What this task involves =>
Rewrite each of the entries with every occurrence of "list-item" changed to "result-row", leaving everything else the same.

Spatial layout data:
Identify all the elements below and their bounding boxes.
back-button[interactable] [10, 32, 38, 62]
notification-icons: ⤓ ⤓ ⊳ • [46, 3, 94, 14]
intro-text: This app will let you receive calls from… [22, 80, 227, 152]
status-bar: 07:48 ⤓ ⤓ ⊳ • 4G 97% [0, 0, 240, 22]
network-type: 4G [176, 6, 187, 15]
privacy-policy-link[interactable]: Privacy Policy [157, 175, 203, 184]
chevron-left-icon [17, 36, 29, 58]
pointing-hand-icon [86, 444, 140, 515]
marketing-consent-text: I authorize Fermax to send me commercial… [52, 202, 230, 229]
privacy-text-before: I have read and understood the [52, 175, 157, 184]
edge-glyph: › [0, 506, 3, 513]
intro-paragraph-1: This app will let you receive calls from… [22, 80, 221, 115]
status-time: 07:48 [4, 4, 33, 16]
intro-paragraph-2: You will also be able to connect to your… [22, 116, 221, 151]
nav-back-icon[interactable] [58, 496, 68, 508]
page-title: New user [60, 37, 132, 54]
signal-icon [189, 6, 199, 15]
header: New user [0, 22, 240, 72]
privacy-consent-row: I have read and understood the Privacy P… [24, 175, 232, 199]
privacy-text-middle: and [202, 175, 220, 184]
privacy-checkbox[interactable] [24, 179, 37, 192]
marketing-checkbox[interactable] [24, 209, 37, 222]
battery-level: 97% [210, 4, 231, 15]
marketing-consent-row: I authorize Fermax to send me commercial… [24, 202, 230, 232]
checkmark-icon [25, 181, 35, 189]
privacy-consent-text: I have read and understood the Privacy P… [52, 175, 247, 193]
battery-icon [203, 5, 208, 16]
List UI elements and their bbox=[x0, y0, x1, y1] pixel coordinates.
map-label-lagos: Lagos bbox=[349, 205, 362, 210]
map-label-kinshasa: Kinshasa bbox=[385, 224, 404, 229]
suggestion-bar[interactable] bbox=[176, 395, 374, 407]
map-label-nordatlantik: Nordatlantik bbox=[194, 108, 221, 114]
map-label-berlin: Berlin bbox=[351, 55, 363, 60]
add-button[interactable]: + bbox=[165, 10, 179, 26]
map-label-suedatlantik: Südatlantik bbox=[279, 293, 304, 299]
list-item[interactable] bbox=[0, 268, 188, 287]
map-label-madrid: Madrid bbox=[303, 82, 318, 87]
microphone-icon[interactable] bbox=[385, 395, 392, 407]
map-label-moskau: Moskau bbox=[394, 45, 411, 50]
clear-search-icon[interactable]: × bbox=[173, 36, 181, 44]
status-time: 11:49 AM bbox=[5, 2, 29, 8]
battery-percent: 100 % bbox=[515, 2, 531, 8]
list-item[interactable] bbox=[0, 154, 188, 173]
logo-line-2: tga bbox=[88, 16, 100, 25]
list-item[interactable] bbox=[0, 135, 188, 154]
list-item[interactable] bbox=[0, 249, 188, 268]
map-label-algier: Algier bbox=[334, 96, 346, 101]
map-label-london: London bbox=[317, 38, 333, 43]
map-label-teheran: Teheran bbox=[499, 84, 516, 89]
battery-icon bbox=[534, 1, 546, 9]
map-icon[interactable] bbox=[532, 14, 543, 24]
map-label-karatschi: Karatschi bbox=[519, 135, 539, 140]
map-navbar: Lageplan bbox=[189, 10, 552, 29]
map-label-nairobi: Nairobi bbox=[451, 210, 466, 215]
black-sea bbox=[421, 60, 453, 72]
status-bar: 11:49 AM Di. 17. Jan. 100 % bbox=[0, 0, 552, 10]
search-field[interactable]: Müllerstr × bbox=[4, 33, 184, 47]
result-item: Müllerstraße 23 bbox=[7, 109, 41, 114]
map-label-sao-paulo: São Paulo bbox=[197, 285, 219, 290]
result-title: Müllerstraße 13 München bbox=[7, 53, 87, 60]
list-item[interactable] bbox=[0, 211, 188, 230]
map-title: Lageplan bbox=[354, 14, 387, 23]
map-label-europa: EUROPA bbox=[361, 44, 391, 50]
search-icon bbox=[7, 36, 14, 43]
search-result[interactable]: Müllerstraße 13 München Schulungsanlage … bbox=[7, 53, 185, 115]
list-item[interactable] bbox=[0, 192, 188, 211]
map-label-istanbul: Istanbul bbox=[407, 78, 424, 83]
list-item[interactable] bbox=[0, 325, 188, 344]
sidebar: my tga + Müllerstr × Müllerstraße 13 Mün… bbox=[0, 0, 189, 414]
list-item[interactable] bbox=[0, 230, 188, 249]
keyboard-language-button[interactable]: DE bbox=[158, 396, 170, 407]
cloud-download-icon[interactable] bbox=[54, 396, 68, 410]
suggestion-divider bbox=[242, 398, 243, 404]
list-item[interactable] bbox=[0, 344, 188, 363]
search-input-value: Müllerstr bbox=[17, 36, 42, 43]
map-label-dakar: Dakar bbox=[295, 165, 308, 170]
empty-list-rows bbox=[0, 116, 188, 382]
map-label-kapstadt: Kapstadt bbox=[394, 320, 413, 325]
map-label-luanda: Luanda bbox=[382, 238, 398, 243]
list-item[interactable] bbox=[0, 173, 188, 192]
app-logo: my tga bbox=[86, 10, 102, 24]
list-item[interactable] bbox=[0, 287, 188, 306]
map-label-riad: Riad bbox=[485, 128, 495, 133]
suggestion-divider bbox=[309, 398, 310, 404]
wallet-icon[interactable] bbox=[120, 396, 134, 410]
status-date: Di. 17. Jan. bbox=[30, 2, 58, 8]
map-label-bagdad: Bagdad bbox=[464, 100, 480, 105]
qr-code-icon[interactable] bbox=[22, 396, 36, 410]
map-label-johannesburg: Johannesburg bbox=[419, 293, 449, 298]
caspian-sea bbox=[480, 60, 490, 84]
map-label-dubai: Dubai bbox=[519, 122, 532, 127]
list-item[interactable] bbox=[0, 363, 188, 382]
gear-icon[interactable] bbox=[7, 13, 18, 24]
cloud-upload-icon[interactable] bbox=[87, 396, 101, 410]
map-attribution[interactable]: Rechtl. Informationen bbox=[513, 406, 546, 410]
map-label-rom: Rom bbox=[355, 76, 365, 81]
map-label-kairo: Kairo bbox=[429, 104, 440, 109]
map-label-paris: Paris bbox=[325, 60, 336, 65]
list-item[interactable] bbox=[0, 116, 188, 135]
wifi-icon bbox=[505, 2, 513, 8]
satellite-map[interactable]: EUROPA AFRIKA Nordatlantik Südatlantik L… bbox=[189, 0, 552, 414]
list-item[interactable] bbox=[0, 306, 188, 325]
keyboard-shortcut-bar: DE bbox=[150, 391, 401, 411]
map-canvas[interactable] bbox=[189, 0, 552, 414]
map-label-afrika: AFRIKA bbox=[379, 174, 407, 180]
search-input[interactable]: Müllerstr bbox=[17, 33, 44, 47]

Answer to the problem =>
Identify all the elements below and their bounding boxes.
back-button[interactable] [10, 32, 38, 62]
notification-icons: ⤓ ⤓ ⊳ • [46, 3, 94, 14]
intro-text: This app will let you receive calls from… [22, 80, 227, 152]
status-bar: 07:48 ⤓ ⤓ ⊳ • 4G 97% [0, 0, 240, 22]
network-type: 4G [176, 6, 187, 15]
privacy-policy-link[interactable]: Privacy Policy [157, 175, 203, 184]
chevron-left-icon [17, 36, 29, 58]
pointing-hand-icon [86, 444, 140, 515]
marketing-consent-text: I authorize Fermax to send me commercial… [52, 202, 230, 229]
privacy-text-before: I have read and understood the [52, 175, 157, 184]
edge-glyph: › [0, 506, 3, 513]
intro-paragraph-1: This app will let you receive calls from… [22, 80, 221, 115]
status-time: 07:48 [4, 4, 33, 16]
intro-paragraph-2: You will also be able to connect to your… [22, 116, 221, 151]
nav-back-icon[interactable] [58, 496, 68, 508]
page-title: New user [60, 37, 132, 54]
signal-icon [189, 6, 199, 15]
header: New user [0, 22, 240, 72]
privacy-consent-row: I have read and understood the Privacy P… [24, 175, 232, 199]
privacy-text-middle: and [202, 175, 220, 184]
privacy-checkbox[interactable] [24, 179, 37, 192]
marketing-checkbox[interactable] [24, 209, 37, 222]
battery-level: 97% [210, 4, 231, 15]
marketing-consent-row: I authorize Fermax to send me commercial… [24, 202, 230, 232]
checkmark-icon [25, 181, 35, 189]
privacy-consent-text: I have read and understood the Privacy P… [52, 175, 247, 193]
battery-icon [203, 5, 208, 16]
List UI elements and their bbox=[x0, y0, x1, y1] pixel coordinates.
map-label-lagos: Lagos bbox=[349, 205, 362, 210]
map-label-kinshasa: Kinshasa bbox=[385, 224, 404, 229]
suggestion-bar[interactable] bbox=[176, 395, 374, 407]
map-label-nordatlantik: Nordatlantik bbox=[194, 108, 221, 114]
map-label-berlin: Berlin bbox=[351, 55, 363, 60]
add-button[interactable]: + bbox=[165, 10, 179, 26]
map-label-suedatlantik: Südatlantik bbox=[279, 293, 304, 299]
result-row[interactable] bbox=[0, 268, 188, 287]
map-label-madrid: Madrid bbox=[303, 82, 318, 87]
microphone-icon[interactable] bbox=[385, 395, 392, 407]
map-label-moskau: Moskau bbox=[394, 45, 411, 50]
clear-search-icon[interactable]: × bbox=[173, 36, 181, 44]
status-time: 11:49 AM bbox=[5, 2, 29, 8]
battery-percent: 100 % bbox=[515, 2, 531, 8]
result-row[interactable] bbox=[0, 154, 188, 173]
logo-line-2: tga bbox=[88, 16, 100, 25]
result-row[interactable] bbox=[0, 135, 188, 154]
result-row[interactable] bbox=[0, 249, 188, 268]
map-label-algier: Algier bbox=[334, 96, 346, 101]
map-label-london: London bbox=[317, 38, 333, 43]
map-label-teheran: Teheran bbox=[499, 84, 516, 89]
battery-icon bbox=[534, 1, 546, 9]
map-icon[interactable] bbox=[532, 14, 543, 24]
map-label-karatschi: Karatschi bbox=[519, 135, 539, 140]
map-navbar: Lageplan bbox=[189, 10, 552, 29]
map-label-nairobi: Nairobi bbox=[451, 210, 466, 215]
black-sea bbox=[421, 60, 453, 72]
status-bar: 11:49 AM Di. 17. Jan. 100 % bbox=[0, 0, 552, 10]
search-field[interactable]: Müllerstr × bbox=[4, 33, 184, 47]
result-item: Müllerstraße 23 bbox=[7, 109, 41, 114]
map-label-sao-paulo: São Paulo bbox=[197, 285, 219, 290]
result-title: Müllerstraße 13 München bbox=[7, 53, 87, 60]
result-row[interactable] bbox=[0, 211, 188, 230]
map-title: Lageplan bbox=[354, 14, 387, 23]
map-label-europa: EUROPA bbox=[361, 44, 391, 50]
search-icon bbox=[7, 36, 14, 43]
search-result[interactable]: Müllerstraße 13 München Schulungsanlage … bbox=[7, 53, 185, 115]
result-row[interactable] bbox=[0, 192, 188, 211]
map-label-istanbul: Istanbul bbox=[407, 78, 424, 83]
result-row[interactable] bbox=[0, 325, 188, 344]
sidebar: my tga + Müllerstr × Müllerstraße 13 Mün… bbox=[0, 0, 189, 414]
result-row[interactable] bbox=[0, 230, 188, 249]
keyboard-language-button[interactable]: DE bbox=[158, 396, 170, 407]
cloud-download-icon[interactable] bbox=[54, 396, 68, 410]
suggestion-divider bbox=[242, 398, 243, 404]
result-row[interactable] bbox=[0, 344, 188, 363]
search-input-value: Müllerstr bbox=[17, 36, 42, 43]
map-label-dakar: Dakar bbox=[295, 165, 308, 170]
empty-list-rows bbox=[0, 116, 188, 382]
map-label-kapstadt: Kapstadt bbox=[394, 320, 413, 325]
map-label-luanda: Luanda bbox=[382, 238, 398, 243]
result-row[interactable] bbox=[0, 173, 188, 192]
app-logo: my tga bbox=[86, 10, 102, 24]
result-row[interactable] bbox=[0, 287, 188, 306]
map-label-riad: Riad bbox=[485, 128, 495, 133]
suggestion-divider bbox=[309, 398, 310, 404]
wallet-icon[interactable] bbox=[120, 396, 134, 410]
status-date: Di. 17. Jan. bbox=[30, 2, 58, 8]
map-label-bagdad: Bagdad bbox=[464, 100, 480, 105]
qr-code-icon[interactable] bbox=[22, 396, 36, 410]
map-label-johannesburg: Johannesburg bbox=[419, 293, 449, 298]
caspian-sea bbox=[480, 60, 490, 84]
map-label-dubai: Dubai bbox=[519, 122, 532, 127]
result-row[interactable] bbox=[0, 363, 188, 382]
gear-icon[interactable] bbox=[7, 13, 18, 24]
cloud-upload-icon[interactable] bbox=[87, 396, 101, 410]
map-attribution[interactable]: Rechtl. Informationen bbox=[513, 406, 546, 410]
map-label-rom: Rom bbox=[355, 76, 365, 81]
map-label-kairo: Kairo bbox=[429, 104, 440, 109]
map-label-paris: Paris bbox=[325, 60, 336, 65]
result-row[interactable] bbox=[0, 116, 188, 135]
wifi-icon bbox=[505, 2, 513, 8]
satellite-map[interactable]: EUROPA AFRIKA Nordatlantik Südatlantik L… bbox=[189, 0, 552, 414]
result-row[interactable] bbox=[0, 306, 188, 325]
keyboard-shortcut-bar: DE bbox=[150, 391, 401, 411]
map-canvas[interactable] bbox=[189, 0, 552, 414]
map-label-afrika: AFRIKA bbox=[379, 174, 407, 180]
search-input[interactable]: Müllerstr bbox=[17, 33, 44, 47]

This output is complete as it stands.